Data excerpts »
◆ ◆ ◆ ◆ ◆

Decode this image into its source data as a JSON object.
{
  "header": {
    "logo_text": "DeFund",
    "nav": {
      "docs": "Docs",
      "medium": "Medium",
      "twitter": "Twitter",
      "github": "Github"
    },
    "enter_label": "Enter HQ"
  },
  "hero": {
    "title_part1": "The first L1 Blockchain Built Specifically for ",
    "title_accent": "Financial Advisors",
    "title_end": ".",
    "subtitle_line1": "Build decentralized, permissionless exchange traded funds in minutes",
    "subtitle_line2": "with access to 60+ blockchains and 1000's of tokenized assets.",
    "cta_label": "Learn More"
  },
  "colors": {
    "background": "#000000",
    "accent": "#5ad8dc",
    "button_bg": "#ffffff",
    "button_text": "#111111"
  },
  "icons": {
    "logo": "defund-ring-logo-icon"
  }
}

◆ ◆ ◆ ◆ ◆

What you should do » Extract the complete set of records unchanged.

The result »
Decode this image into its source data as a JSON object.
{
  "header": {
    "logo_text": "DeFund",
    "nav": {
      "docs": "Docs",
      "medium": "Medium",
      "twitter": "Twitter",
      "github": "Github"
    },
    "enter_label": "Enter HQ"
  },
  "hero": {
    "title_part1": "The first L1 Blockchain Built Specifically for ",
    "title_accent": "Financial Advisors",
    "title_end": ".",
    "subtitle_line1": "Build decentralized, permissionless exchange traded funds in minutes",
    "subtitle_line2": "with access to 60+ blockchains and 1000's of tokenized assets.",
    "cta_label": "Learn More"
  },
  "colors": {
    "background": "#000000",
    "accent": "#5ad8dc",
    "button_bg": "#ffffff",
    "button_text": "#111111"
  },
  "icons": {
    "logo": "defund-ring-logo-icon"
  }
}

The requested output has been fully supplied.